▸ **Your task**:
Return each line of the listing that contains the string "adiacente".
* START Data *
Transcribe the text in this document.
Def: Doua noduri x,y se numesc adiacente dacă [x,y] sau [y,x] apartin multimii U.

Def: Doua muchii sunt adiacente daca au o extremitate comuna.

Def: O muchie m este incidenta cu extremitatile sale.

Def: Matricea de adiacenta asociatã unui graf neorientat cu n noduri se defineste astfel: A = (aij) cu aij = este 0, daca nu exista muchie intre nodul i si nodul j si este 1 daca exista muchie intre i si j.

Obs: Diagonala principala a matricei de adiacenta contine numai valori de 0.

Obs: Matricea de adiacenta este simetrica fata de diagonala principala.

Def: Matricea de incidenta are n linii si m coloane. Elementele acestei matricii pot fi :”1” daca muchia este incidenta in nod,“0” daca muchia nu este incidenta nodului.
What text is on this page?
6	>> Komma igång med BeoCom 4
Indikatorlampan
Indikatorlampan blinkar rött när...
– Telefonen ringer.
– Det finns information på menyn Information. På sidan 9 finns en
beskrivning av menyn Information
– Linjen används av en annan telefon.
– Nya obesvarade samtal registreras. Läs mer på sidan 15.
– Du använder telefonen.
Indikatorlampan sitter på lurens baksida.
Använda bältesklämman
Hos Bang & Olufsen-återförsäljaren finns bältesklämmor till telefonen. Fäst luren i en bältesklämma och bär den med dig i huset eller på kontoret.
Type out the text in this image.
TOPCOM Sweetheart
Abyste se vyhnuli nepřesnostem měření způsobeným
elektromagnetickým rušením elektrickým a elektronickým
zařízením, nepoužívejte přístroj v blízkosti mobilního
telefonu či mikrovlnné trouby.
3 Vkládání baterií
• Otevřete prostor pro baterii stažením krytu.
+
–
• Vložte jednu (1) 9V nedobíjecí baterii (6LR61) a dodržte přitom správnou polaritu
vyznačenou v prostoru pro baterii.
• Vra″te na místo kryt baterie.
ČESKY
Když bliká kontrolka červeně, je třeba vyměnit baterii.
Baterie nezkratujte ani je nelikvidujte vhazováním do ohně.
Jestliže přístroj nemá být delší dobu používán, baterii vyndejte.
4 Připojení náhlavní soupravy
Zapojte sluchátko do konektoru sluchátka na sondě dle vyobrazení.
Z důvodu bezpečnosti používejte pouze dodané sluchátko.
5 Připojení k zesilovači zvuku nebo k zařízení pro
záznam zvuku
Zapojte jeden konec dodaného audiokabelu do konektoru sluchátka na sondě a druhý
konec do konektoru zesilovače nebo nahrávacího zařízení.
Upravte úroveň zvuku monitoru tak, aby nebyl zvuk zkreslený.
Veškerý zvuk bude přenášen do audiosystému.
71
* END Data *
▸ **Worked answer**:
Def: Doua noduri x,y se numesc adiacente dacă [x,y] sau [y,x] apartin multimii U.
Def: Doua muchii sunt adiacente daca au o extremitate comuna.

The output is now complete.